#### Excerpt provided
· · · · ·

Talking Back
Jeff Reichert on Public Speaking
Among major American filmmakers, Martin Scorsese has the deepest and longest-running engagement with both sides of the fiction/nonfiction divide. As his career has worn on, he has actually increased his rate of documentary productions, fitting them in and amidst a series of increasingly bursting-at-the-seams narrative features. Yet, somehow, all of this activity is easily assimilated into that idea of Scorsese as restless artist—he just can’t stop filming, and films in whatever mode or register he sees fit at a given time. One couldn’t imagine Steven Spielberg popping off to make his own version of Italianamerican or Public Speaking, but that’s because there’s a crucial difference in these two filmmakers’ DNAs: one is a magician, the other is a chronicler.
Martin Scorsese had a terrific time during the production of the documentary Public Speaking, his portrait of writer and New York mainstay Fran Lebowitz. I know this not from anecdotal evidence or first-hand experience of the shoot, but from what’s on display in the film itself. Marty’s often doubled over in laughter in the corner of the frame or heard from off-screen cackling and wheezing as Fran holds court during her interview, ensconced in a mahogany Waverly Inn booth that might or might not be her regular spot (she’s not positive if it’s that booth or the one behind it). For any viewers out there still concerned with that rather tedious, always unobtainable ideal of objectivity in documentary, Scorsese’s constant stream of guffaws should be a signal of how disinterested he is in holding his subject’s feet to the fire, or in creating that kind of antiseptic space of interrogation that’s run from Errol Morris’s mid-career films to much of today’s documentary practice. The deck is so stacked in her favor that Fran, clearly recognizing a ready audience on the other side of the camera and the other side of the eventual screen, puts on quite the show.

· · · · ·

#### Supplied material
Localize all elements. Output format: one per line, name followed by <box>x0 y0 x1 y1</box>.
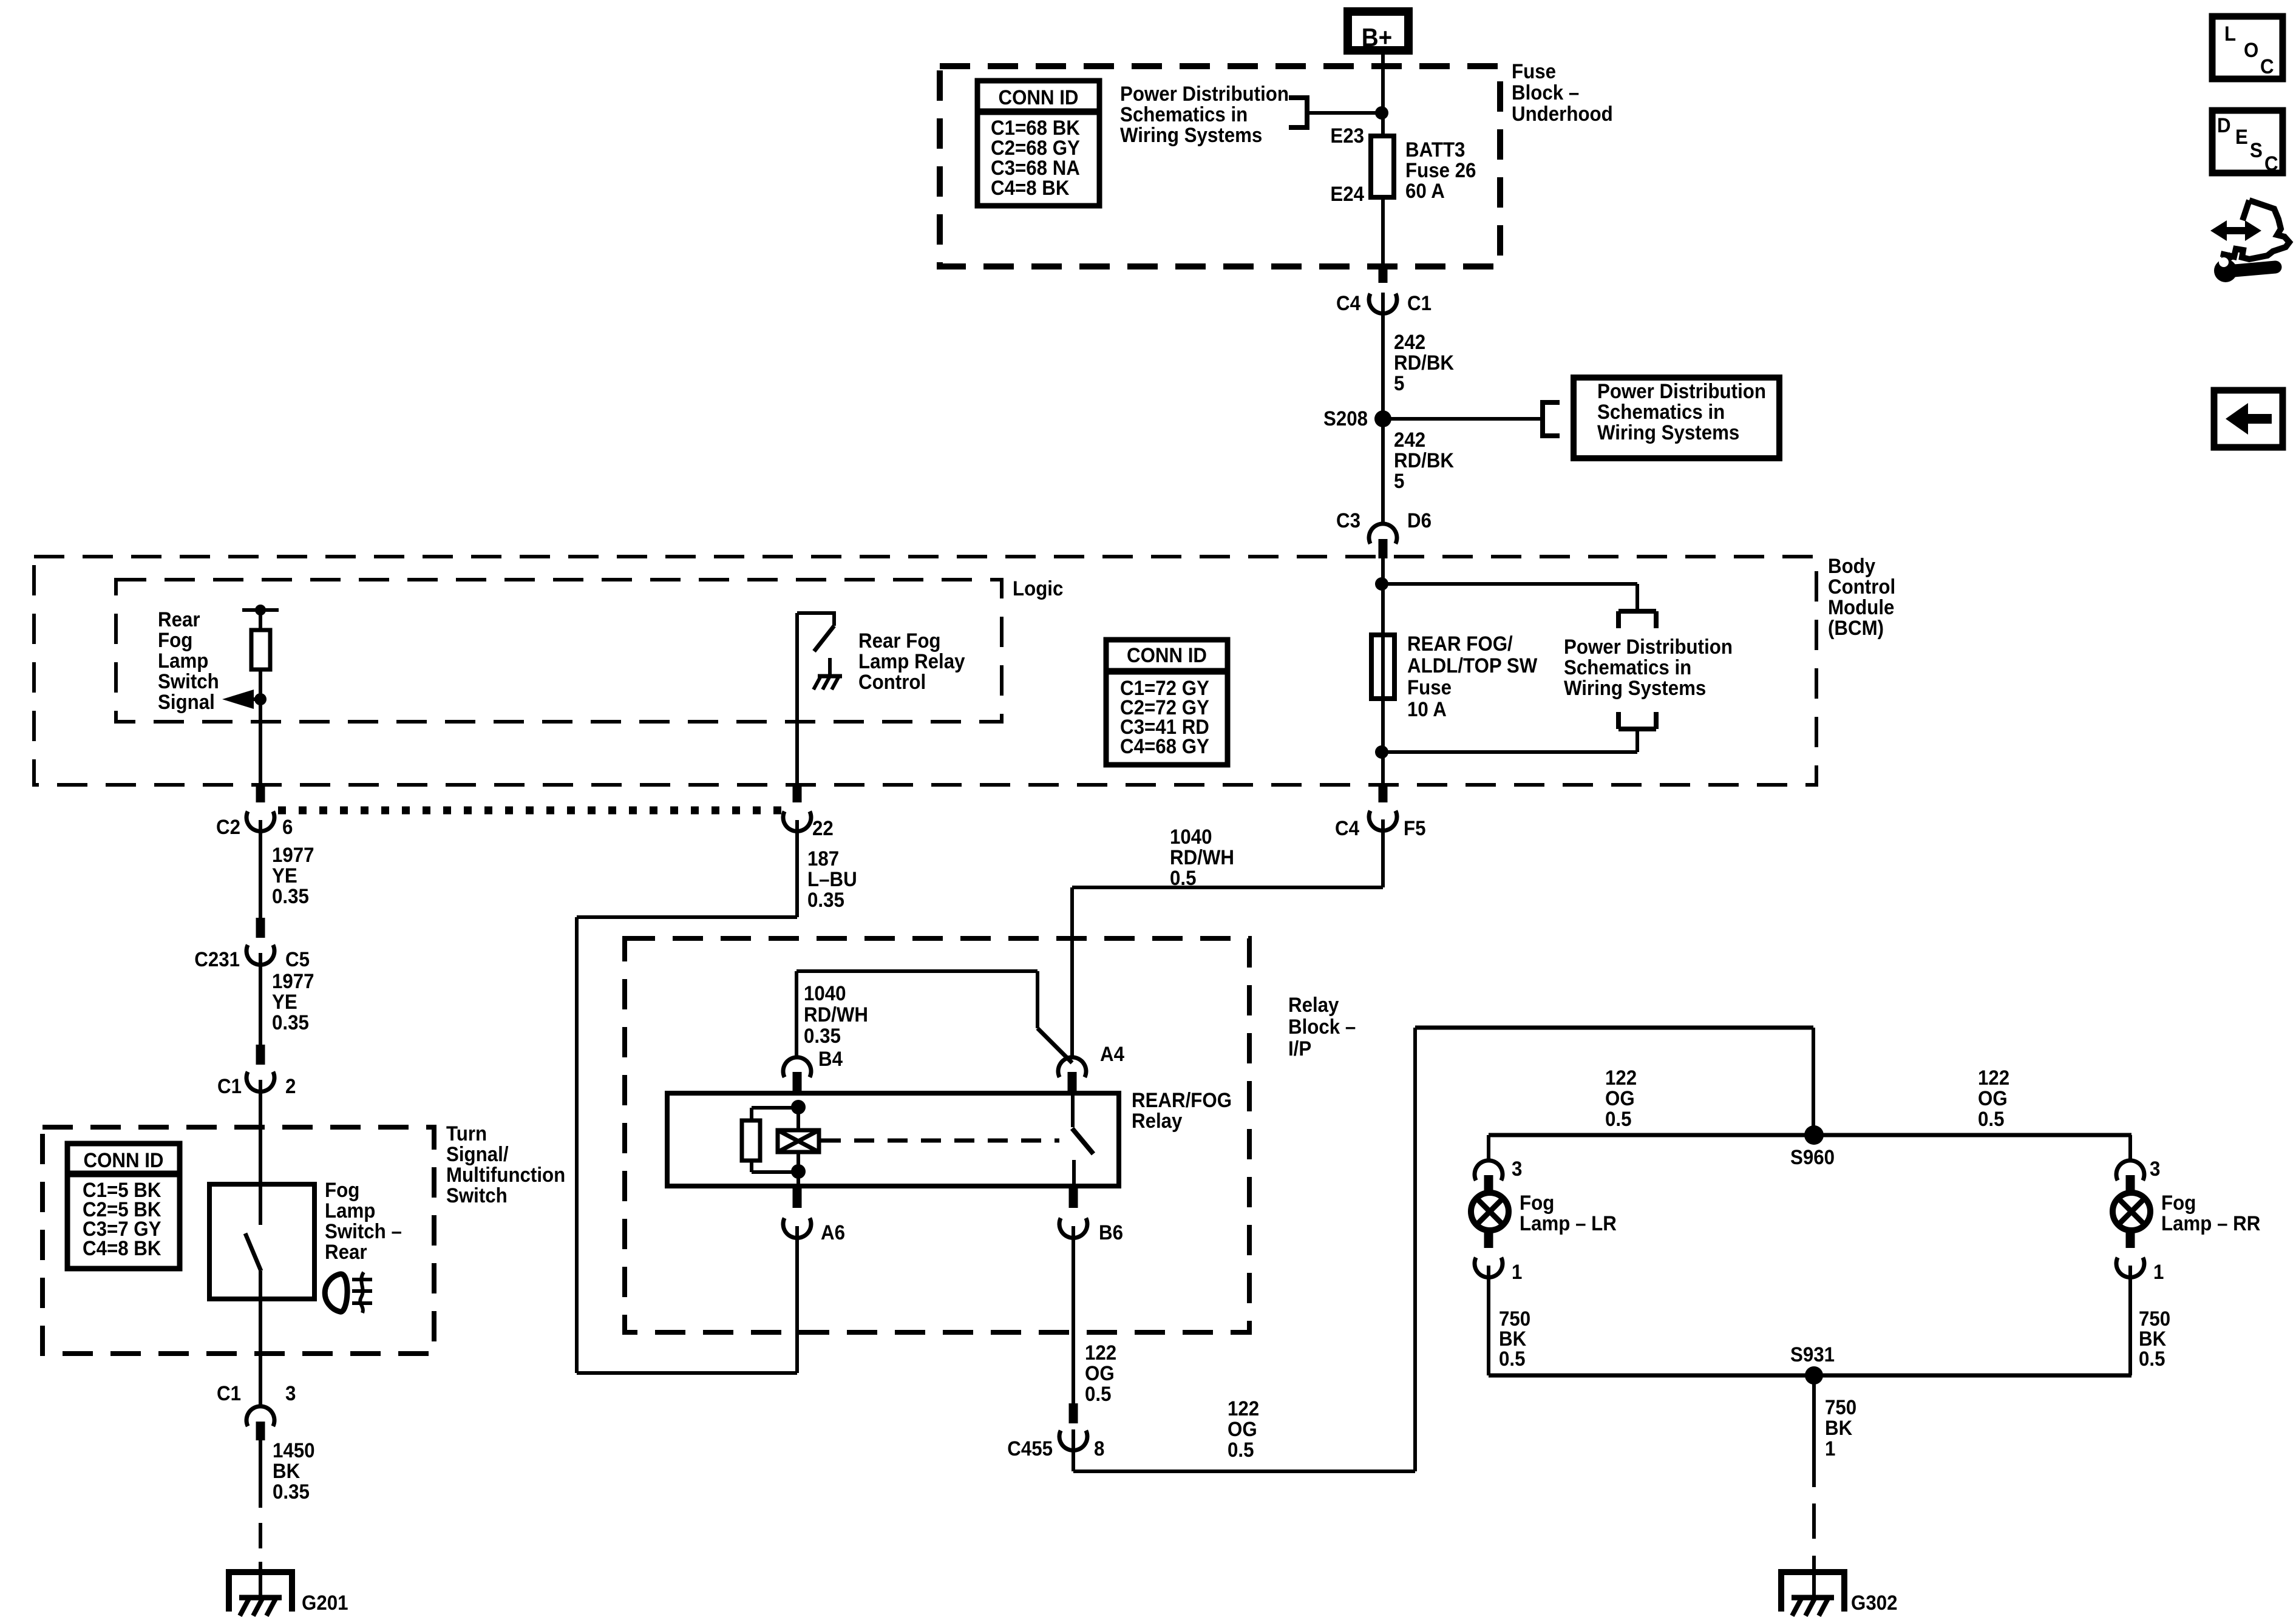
connector A6 of relay <box>783 1186 845 1244</box>
svg-text:0.5: 0.5 <box>1978 1107 2004 1131</box>
CONN ID table (fuse block) <box>977 81 1099 206</box>
label Fuse Block - Underhood <box>1512 59 1613 126</box>
svg-text:750: 750 <box>1825 1395 1856 1419</box>
CONN ID table (multifunction switch) <box>67 1144 180 1269</box>
svg-text:Signal: Signal <box>158 690 215 714</box>
svg-text:0.5: 0.5 <box>2139 1347 2165 1371</box>
wire B+ to fuse BATT3 <box>1381 55 1385 138</box>
svg-text:OG: OG <box>1228 1417 1257 1441</box>
icon wrench <box>2214 256 2275 282</box>
note Power Distribution Schematics in Wiring Systems (BCM) <box>1564 635 1733 700</box>
svg-text:Multifunction: Multifunction <box>446 1163 565 1187</box>
svg-text:0.5: 0.5 <box>1228 1438 1254 1462</box>
svg-text:YE: YE <box>272 864 297 887</box>
svg-text:C1: C1 <box>1407 291 1432 315</box>
fog lamp RR pin 1 <box>2116 1230 2164 1283</box>
wire B6 to C455 <box>1072 1226 1075 1405</box>
rear fog lamp relay control switch <box>797 611 834 651</box>
svg-text:Rear: Rear <box>325 1240 367 1264</box>
svg-text:Fuse 26: Fuse 26 <box>1405 158 1476 182</box>
label Body Control Module (BCM) <box>1828 554 1895 640</box>
wire pin 22 to relay A6 (187 L-BU) <box>577 820 797 1373</box>
svg-text:D6: D6 <box>1407 509 1432 532</box>
wire C3 through BCM to F5 <box>1381 558 1385 802</box>
svg-text:Signal/: Signal/ <box>446 1142 509 1166</box>
svg-text:L–BU: L–BU <box>807 867 857 891</box>
wire to internal power distribution (upper) <box>1382 584 1637 613</box>
junction dot switch signal <box>254 693 267 705</box>
label wire 122 OG 0.5 (right) <box>1978 1066 2009 1131</box>
label Relay Block - I/P <box>1288 993 1356 1060</box>
svg-text:S: S <box>2250 138 2263 162</box>
svg-text:E: E <box>2235 125 2248 149</box>
svg-text:2: 2 <box>285 1074 296 1098</box>
connector B6 of relay <box>1059 1186 1123 1244</box>
svg-text:3: 3 <box>1512 1157 1522 1181</box>
label wire 1040 RD/WH 0.35 <box>804 981 868 1048</box>
svg-text:242: 242 <box>1394 330 1425 354</box>
svg-text:OG: OG <box>1085 1361 1115 1385</box>
svg-text:3: 3 <box>285 1381 296 1405</box>
svg-text:1977: 1977 <box>272 969 314 993</box>
wire resistor to connector C2 pin 6 <box>259 670 262 787</box>
svg-text:C3: C3 <box>1336 509 1360 532</box>
svg-text:Fuse: Fuse <box>1512 59 1556 83</box>
wire pin 2 to fog lamp switch <box>259 1080 262 1184</box>
label E23 <box>1330 124 1364 147</box>
svg-text:Relay: Relay <box>1288 993 1339 1017</box>
fuse block - underhood dashed box <box>940 66 1500 266</box>
svg-text:YE: YE <box>272 990 297 1014</box>
svg-text:OG: OG <box>1978 1086 2008 1110</box>
svg-text:0.5: 0.5 <box>1085 1382 1111 1406</box>
connector C4/F5 of BCM <box>1335 787 1425 839</box>
note Power Distribution Schematics in Wiring Systems (fuse block) <box>1120 82 1289 147</box>
wire fuse 26 to connector C4 <box>1381 197 1385 270</box>
label wire 122 OG 0.5 (B6) <box>1085 1341 1116 1406</box>
svg-text:B6: B6 <box>1099 1221 1123 1244</box>
svg-text:0.5: 0.5 <box>1170 866 1196 890</box>
svg-text:B4: B4 <box>818 1047 843 1071</box>
svg-text:0.35: 0.35 <box>273 1480 310 1503</box>
connector B4 of relay <box>783 1047 843 1093</box>
fuse REAR FOG/ALDL/TOP SW 10A <box>1371 635 1394 699</box>
connector C1 pin 3 <box>217 1381 296 1440</box>
relay block I/P dashed box <box>625 938 1249 1332</box>
svg-text:8: 8 <box>1094 1437 1104 1460</box>
wire C455 to S960 <box>1073 1028 1813 1471</box>
svg-text:S960: S960 <box>1790 1145 1835 1169</box>
svg-text:Switch –: Switch – <box>325 1219 402 1243</box>
svg-text:Fog: Fog <box>158 628 192 652</box>
svg-text:122: 122 <box>1085 1341 1116 1364</box>
label E24 <box>1330 182 1364 206</box>
svg-text:C1: C1 <box>217 1381 241 1405</box>
logic dashed box <box>116 580 1002 722</box>
svg-text:Power Distribution: Power Distribution <box>1120 82 1289 106</box>
svg-text:Schematics in: Schematics in <box>1597 400 1725 424</box>
svg-text:1: 1 <box>2153 1260 2164 1284</box>
svg-text:Block –: Block – <box>1512 81 1579 104</box>
svg-text:Fog: Fog <box>325 1178 359 1202</box>
svg-text:CONN ID: CONN ID <box>83 1148 163 1172</box>
svg-text:C: C <box>2264 152 2278 175</box>
svg-text:Lamp – LR: Lamp – LR <box>1520 1212 1617 1235</box>
wire F5 to relay A4 <box>1072 819 1383 1059</box>
label Logic <box>1013 577 1063 600</box>
svg-text:C: C <box>2260 55 2274 78</box>
svg-text:A4: A4 <box>1100 1042 1124 1066</box>
svg-text:0.5: 0.5 <box>1605 1107 1631 1131</box>
wire switch to connector C1 pin 3 <box>259 1299 262 1406</box>
wire S208 to power distribution note <box>1383 417 1543 421</box>
relay coil element <box>778 1130 819 1152</box>
fog lamp RR pin 3 <box>2116 1157 2160 1193</box>
CONN ID table (BCM) <box>1106 640 1228 765</box>
svg-text:3: 3 <box>2150 1157 2160 1181</box>
svg-text:C4: C4 <box>1336 291 1360 315</box>
svg-text:CONN ID: CONN ID <box>998 86 1078 109</box>
icon back arrow box <box>2214 390 2283 447</box>
svg-text:Block –: Block – <box>1288 1015 1356 1039</box>
svg-text:Lamp Relay: Lamp Relay <box>858 649 965 673</box>
bracket to power distribution note <box>1289 95 1307 130</box>
svg-text:Lamp: Lamp <box>325 1199 375 1222</box>
svg-text:D: D <box>2217 114 2231 137</box>
fog lamp LR <box>1471 1193 1509 1230</box>
fuse BATT3 Fuse 26 60 A <box>1371 136 1394 197</box>
svg-text:Lamp – RR: Lamp – RR <box>2161 1212 2260 1235</box>
svg-text:Control: Control <box>1828 575 1895 598</box>
signal arrow to rear fog lamp switch <box>222 690 260 709</box>
svg-text:BATT3: BATT3 <box>1405 138 1465 161</box>
label wire 1977 YE 0.35 (lower) <box>272 969 314 1034</box>
svg-text:122: 122 <box>1978 1066 2009 1090</box>
svg-text:0.35: 0.35 <box>807 888 844 912</box>
svg-text:1977: 1977 <box>272 843 314 867</box>
label Rear Fog Lamp Switch Signal <box>158 608 219 714</box>
label REAR/FOG Relay <box>1132 1088 1232 1133</box>
splice S208 <box>1323 407 1391 430</box>
svg-text:Schematics in: Schematics in <box>1120 103 1248 126</box>
label wire 750 BK 0.5 (right) <box>2139 1307 2170 1371</box>
junction dot BCM upper <box>1375 577 1388 591</box>
wire fog lamp RR to ground loop <box>2128 1266 2132 1375</box>
svg-text:REAR FOG/: REAR FOG/ <box>1407 632 1513 656</box>
svg-text:C5: C5 <box>285 947 310 971</box>
svg-text:6: 6 <box>282 815 293 839</box>
svg-text:L: L <box>2224 22 2236 46</box>
fog lamp switch contact <box>245 1184 261 1299</box>
svg-text:Rear: Rear <box>158 608 200 631</box>
icon adjust double arrow <box>2210 220 2261 241</box>
label BATT3 Fuse 26 60 A <box>1405 138 1476 203</box>
svg-text:1040: 1040 <box>804 981 846 1005</box>
wire S931 to G302 <box>1812 1375 1816 1598</box>
svg-text:RD/WH: RD/WH <box>1170 846 1234 869</box>
wire fog lamp LR to ground loop <box>1487 1266 1490 1375</box>
svg-text:C4=8 BK: C4=8 BK <box>991 176 1070 200</box>
connector C4/C1 of fuse block <box>1336 267 1432 314</box>
svg-text:Fuse: Fuse <box>1407 676 1452 699</box>
svg-text:RD/WH: RD/WH <box>804 1003 868 1026</box>
label Fog Lamp Switch - Rear <box>325 1178 402 1264</box>
splice S960 <box>1790 1125 1835 1168</box>
svg-text:0.35: 0.35 <box>804 1024 841 1048</box>
svg-text:B+: B+ <box>1362 22 1392 52</box>
svg-text:I/P: I/P <box>1288 1037 1311 1060</box>
splice S931 <box>1790 1343 1835 1385</box>
svg-text:C455: C455 <box>1007 1437 1053 1460</box>
icon hand outline <box>2221 200 2289 259</box>
svg-text:Switch: Switch <box>158 670 219 693</box>
label Fog Lamp - LR <box>1520 1191 1617 1235</box>
fog lamp LR pin 3 <box>1475 1157 1522 1193</box>
svg-text:E23: E23 <box>1330 124 1364 147</box>
internal power distribution lower bracket <box>1618 712 1656 729</box>
label wire 1450 BK 0.35 <box>273 1439 315 1503</box>
wire bracket to junction E23 <box>1307 111 1382 115</box>
connector A4 of relay <box>1058 1042 1124 1093</box>
wire C5 to C1 <box>259 953 262 1046</box>
svg-text:Rear Fog: Rear Fog <box>858 629 941 653</box>
svg-text:BK: BK <box>273 1459 301 1483</box>
wire C1 to S208 <box>1381 293 1385 419</box>
wire relay control to pin 22 <box>795 613 799 787</box>
resistor rear fog lamp switch signal <box>251 630 270 670</box>
label wire 187 L-BU 0.35 <box>807 847 857 912</box>
note box Power Distribution Schematics in Wiring Systems <box>1574 378 1779 458</box>
svg-text:0.5: 0.5 <box>1499 1347 1525 1371</box>
label wire 1977 YE 0.35 (upper) <box>272 843 314 908</box>
svg-text:122: 122 <box>1228 1397 1259 1420</box>
svg-text:Body: Body <box>1828 554 1875 578</box>
svg-text:C231: C231 <box>194 947 240 971</box>
svg-text:10 A: 10 A <box>1407 697 1447 721</box>
svg-text:C1: C1 <box>217 1074 242 1098</box>
svg-text:Fog: Fog <box>1520 1191 1554 1215</box>
connector C3/D6 of BCM <box>1336 509 1432 558</box>
svg-text:Wiring Systems: Wiring Systems <box>1597 421 1739 444</box>
svg-text:S931: S931 <box>1790 1343 1835 1366</box>
svg-text:O: O <box>2244 38 2258 62</box>
wire fog lamp ground loop <box>1489 1374 2131 1378</box>
body control module dashed box <box>34 557 1816 785</box>
fog lamp icon <box>325 1272 372 1313</box>
connector C231/C5 <box>194 918 310 971</box>
fog lamp RR <box>2113 1193 2150 1230</box>
wire S208 to connector C3 <box>1381 419 1385 524</box>
turn signal/multifunction switch dashed box <box>42 1127 434 1354</box>
label wire 750 BK 0.5 (left) <box>1499 1307 1530 1371</box>
svg-text:Module: Module <box>1828 595 1894 619</box>
connector C2 pin 22 of BCM <box>783 787 834 839</box>
svg-text:REAR/FOG: REAR/FOG <box>1132 1088 1232 1112</box>
svg-text:22: 22 <box>812 816 834 840</box>
label Turn Signal/Multifunction Switch <box>446 1122 565 1207</box>
internal ground of relay control <box>813 658 842 690</box>
label wire 1040 RD/WH 0.5 <box>1170 825 1234 890</box>
label wire 122 OG 0.5 (C455) <box>1228 1397 1259 1462</box>
internal power distribution upper bracket <box>1618 611 1656 628</box>
ground G302 <box>1778 1572 1897 1616</box>
svg-text:Turn: Turn <box>446 1122 487 1145</box>
node rear fog lamp switch signal <box>242 605 279 615</box>
svg-text:Schematics in: Schematics in <box>1564 656 1691 679</box>
icon DESC box <box>2212 110 2283 175</box>
svg-text:RD/BK: RD/BK <box>1394 351 1454 375</box>
svg-text:BK: BK <box>1825 1416 1853 1440</box>
svg-text:F5: F5 <box>1404 816 1426 840</box>
svg-text:0.35: 0.35 <box>272 1011 309 1034</box>
svg-text:G201: G201 <box>302 1591 348 1615</box>
wire S960 to fog lamps <box>1489 1135 2131 1162</box>
svg-text:C4=68 GY: C4=68 GY <box>1120 734 1209 758</box>
label wire 122 OG 0.5 (left) <box>1605 1066 1637 1131</box>
bracket to power distribution box <box>1543 400 1560 438</box>
svg-text:A6: A6 <box>821 1221 845 1244</box>
connector C2 dotted tie line <box>278 807 782 815</box>
svg-text:Wiring Systems: Wiring Systems <box>1120 123 1262 147</box>
connector C2 pin 6 of BCM <box>216 787 293 838</box>
svg-text:RD/BK: RD/BK <box>1394 449 1454 472</box>
svg-text:242: 242 <box>1394 428 1425 452</box>
label Rear Fog Lamp Relay Control <box>858 629 965 694</box>
junction dot BCM lower <box>1375 745 1388 759</box>
svg-text:5: 5 <box>1394 469 1404 493</box>
relay link dashed <box>821 1139 1059 1143</box>
connector C1 pin 2 <box>217 1045 296 1097</box>
svg-text:CONN ID: CONN ID <box>1127 643 1207 667</box>
power terminal B+ <box>1348 12 1408 52</box>
fog lamp switch box <box>209 1184 314 1299</box>
svg-text:C4=8 BK: C4=8 BK <box>83 1236 161 1260</box>
svg-text:0.35: 0.35 <box>272 884 309 908</box>
svg-text:(BCM): (BCM) <box>1828 616 1884 640</box>
svg-text:Relay: Relay <box>1132 1109 1182 1133</box>
svg-text:Logic: Logic <box>1013 577 1063 600</box>
svg-text:122: 122 <box>1605 1066 1637 1090</box>
connector C455 pin 8 <box>1007 1403 1104 1460</box>
svg-text:187: 187 <box>807 847 839 870</box>
svg-text:S208: S208 <box>1323 407 1368 430</box>
svg-text:G302: G302 <box>1851 1591 1897 1615</box>
svg-text:OG: OG <box>1605 1086 1635 1110</box>
svg-text:1450: 1450 <box>273 1439 315 1462</box>
wire node to resistor <box>259 610 262 630</box>
svg-text:Underhood: Underhood <box>1512 102 1613 126</box>
label wire 242 RD/BK 5 (lower) <box>1394 428 1454 493</box>
svg-text:Fog: Fog <box>2161 1191 2196 1215</box>
svg-text:Power Distribution: Power Distribution <box>1597 379 1766 403</box>
wire pin 6 to C231 <box>259 820 262 919</box>
relay coil resistor <box>742 1120 760 1161</box>
svg-text:60 A: 60 A <box>1405 179 1445 203</box>
junction dot above fuse 26 <box>1375 106 1388 120</box>
wire 1450 BK to G201 <box>259 1440 262 1598</box>
label REAR FOG/ALDL/TOP SW Fuse 10 A <box>1407 632 1537 721</box>
svg-text:Wiring Systems: Wiring Systems <box>1564 676 1706 700</box>
svg-text:Lamp: Lamp <box>158 649 208 673</box>
svg-text:Control: Control <box>858 670 926 694</box>
relay coil branch <box>752 1100 806 1186</box>
svg-text:Power Distribution: Power Distribution <box>1564 635 1733 659</box>
svg-text:ALDL/TOP SW: ALDL/TOP SW <box>1407 654 1537 677</box>
ground G201 <box>226 1572 348 1616</box>
label wire 750 BK 1 <box>1825 1395 1856 1460</box>
svg-text:5: 5 <box>1394 371 1404 395</box>
svg-text:E24: E24 <box>1330 182 1364 206</box>
icon LOC box <box>2212 16 2283 79</box>
wire internal power distribution (lower) <box>1382 729 1637 752</box>
relay switch blade <box>1072 1093 1093 1186</box>
svg-text:C4: C4 <box>1335 816 1359 840</box>
fog lamp LR pin 1 <box>1475 1230 1522 1283</box>
label wire 242 RD/BK 5 (upper) <box>1394 330 1454 395</box>
svg-text:C2: C2 <box>216 815 240 839</box>
label Fog Lamp - RR <box>2161 1191 2260 1235</box>
relay box REAR/FOG <box>667 1093 1119 1186</box>
svg-text:Switch: Switch <box>446 1184 508 1207</box>
svg-text:1040: 1040 <box>1170 825 1212 849</box>
wire 1040 RD/WH 0.35 branch <box>796 971 1072 1063</box>
svg-text:1: 1 <box>1512 1260 1522 1284</box>
svg-text:1: 1 <box>1825 1437 1835 1460</box>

· · · · ·

#### Written problem A
Do these statements agree with the review of Public Speaking? Answer yes or no for each, quoting the words of the review that decide it.
(i) Scorsese has made documentaries at a higher rate as his career has gone on.
(ii) The reviewer knows Scorsese enjoyed the production from first-hand experience of the shoot.
(iii) Fran Lebowitz is sure which Waverly Inn booth is her regular spot.
#### Written problem B
Answer these questions from the review of Public Speaking:
(i) Which filmmaker could one not imagine making his own version of Italianamerican or Public Speaking?
(ii) Where does Fran Lebowitz sit during her interview?
(iii) Whose mid-career films does the review name as the start of an antiseptic space of interrogation?

#### Full answer A
(i) Yes: "he has actually increased his rate of documentary productions"
(ii) No: "I know this not from anecdotal evidence or first-hand experience of the shoot, but from what’s on display in the film itself"
(iii) No: "she’s not positive if it’s that booth or the one behind it"

#### Full answer B
(i) Steven Spielberg
(ii) In a mahogany Waverly Inn booth
(iii) Errol Morris's